**PROBLEM REQUIREMENTS**
Go through the material and return every line that contains the string "Habits".

**MATERIAL SUPPLIED**
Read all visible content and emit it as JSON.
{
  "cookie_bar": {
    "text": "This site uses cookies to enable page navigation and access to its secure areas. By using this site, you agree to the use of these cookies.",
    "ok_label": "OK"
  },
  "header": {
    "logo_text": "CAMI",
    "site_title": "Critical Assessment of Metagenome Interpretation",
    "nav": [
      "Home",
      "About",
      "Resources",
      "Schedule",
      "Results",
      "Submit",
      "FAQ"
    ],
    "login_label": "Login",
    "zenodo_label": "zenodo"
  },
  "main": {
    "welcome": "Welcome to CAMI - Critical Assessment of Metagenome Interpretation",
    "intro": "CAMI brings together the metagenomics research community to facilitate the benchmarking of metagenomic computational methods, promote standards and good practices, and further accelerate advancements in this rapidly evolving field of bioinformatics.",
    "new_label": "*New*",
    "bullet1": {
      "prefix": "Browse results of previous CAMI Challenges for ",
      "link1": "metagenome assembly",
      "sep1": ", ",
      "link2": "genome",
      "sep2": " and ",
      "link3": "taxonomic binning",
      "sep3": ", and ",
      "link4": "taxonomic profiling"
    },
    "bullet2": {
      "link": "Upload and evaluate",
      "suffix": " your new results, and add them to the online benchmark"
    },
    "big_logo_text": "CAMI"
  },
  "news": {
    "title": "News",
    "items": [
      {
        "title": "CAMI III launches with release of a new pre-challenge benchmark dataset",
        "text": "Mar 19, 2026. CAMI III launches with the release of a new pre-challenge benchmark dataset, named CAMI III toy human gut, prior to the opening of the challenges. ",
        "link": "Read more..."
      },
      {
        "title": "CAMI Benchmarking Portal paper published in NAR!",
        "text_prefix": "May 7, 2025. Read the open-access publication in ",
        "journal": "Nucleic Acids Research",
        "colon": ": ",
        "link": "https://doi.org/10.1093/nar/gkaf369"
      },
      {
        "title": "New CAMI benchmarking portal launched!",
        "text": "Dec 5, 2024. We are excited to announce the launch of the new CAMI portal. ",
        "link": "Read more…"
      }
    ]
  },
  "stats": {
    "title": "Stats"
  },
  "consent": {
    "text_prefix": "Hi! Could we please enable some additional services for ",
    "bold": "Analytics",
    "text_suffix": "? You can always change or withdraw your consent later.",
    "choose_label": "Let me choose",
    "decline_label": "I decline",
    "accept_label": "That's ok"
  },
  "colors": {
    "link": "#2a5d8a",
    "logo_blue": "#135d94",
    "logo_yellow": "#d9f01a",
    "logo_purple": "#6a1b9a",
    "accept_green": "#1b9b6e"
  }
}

* * *

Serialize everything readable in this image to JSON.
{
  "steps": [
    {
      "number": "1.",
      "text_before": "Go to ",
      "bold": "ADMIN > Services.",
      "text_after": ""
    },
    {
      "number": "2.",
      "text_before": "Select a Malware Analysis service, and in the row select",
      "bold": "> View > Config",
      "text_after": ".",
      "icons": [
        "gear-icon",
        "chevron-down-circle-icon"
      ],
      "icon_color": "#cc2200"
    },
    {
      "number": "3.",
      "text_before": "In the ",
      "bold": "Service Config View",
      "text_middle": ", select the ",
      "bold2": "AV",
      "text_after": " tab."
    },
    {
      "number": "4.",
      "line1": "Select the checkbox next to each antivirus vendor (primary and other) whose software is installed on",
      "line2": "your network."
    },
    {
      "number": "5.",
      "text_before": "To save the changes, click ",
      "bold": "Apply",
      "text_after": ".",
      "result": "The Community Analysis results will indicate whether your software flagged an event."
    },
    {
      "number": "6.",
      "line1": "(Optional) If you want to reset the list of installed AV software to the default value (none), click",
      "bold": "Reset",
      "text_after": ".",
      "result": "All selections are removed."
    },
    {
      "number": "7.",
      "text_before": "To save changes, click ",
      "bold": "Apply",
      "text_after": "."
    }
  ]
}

--

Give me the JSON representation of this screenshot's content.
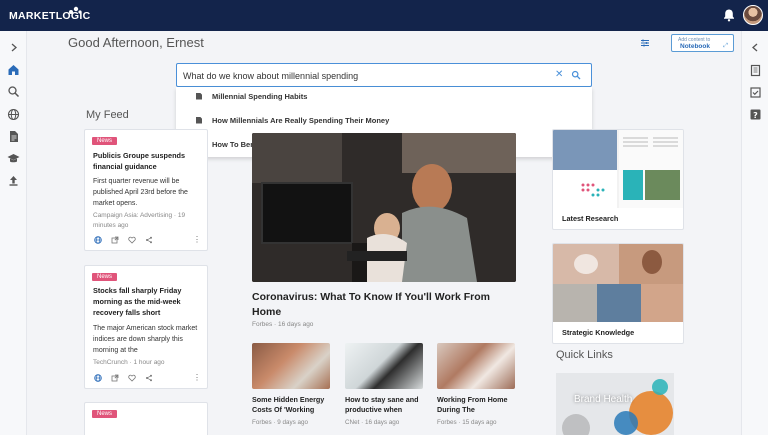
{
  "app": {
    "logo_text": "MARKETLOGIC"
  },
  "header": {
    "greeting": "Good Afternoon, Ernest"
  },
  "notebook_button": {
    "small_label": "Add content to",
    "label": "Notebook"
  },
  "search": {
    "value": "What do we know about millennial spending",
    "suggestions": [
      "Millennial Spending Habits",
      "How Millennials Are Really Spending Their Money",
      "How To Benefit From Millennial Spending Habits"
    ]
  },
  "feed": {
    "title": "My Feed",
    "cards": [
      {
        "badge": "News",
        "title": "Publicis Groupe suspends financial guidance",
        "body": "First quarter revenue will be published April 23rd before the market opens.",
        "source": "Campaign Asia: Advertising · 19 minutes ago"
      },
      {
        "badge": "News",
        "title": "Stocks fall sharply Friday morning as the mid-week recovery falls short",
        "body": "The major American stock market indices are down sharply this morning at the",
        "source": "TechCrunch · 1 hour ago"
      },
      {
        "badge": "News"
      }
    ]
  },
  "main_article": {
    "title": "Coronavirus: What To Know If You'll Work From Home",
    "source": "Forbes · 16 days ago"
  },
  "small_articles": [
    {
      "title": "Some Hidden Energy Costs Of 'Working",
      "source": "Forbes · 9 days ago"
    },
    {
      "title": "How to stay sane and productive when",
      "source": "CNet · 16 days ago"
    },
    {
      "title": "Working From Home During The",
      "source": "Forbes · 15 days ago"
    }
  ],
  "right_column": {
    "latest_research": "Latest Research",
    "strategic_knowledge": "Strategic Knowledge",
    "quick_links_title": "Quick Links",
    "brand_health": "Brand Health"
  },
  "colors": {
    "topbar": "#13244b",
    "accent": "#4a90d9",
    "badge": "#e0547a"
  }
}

**ANSWER AREA**
      "Millennial Spending Habits",
      "How To Benefit From Millennial Spending Habits"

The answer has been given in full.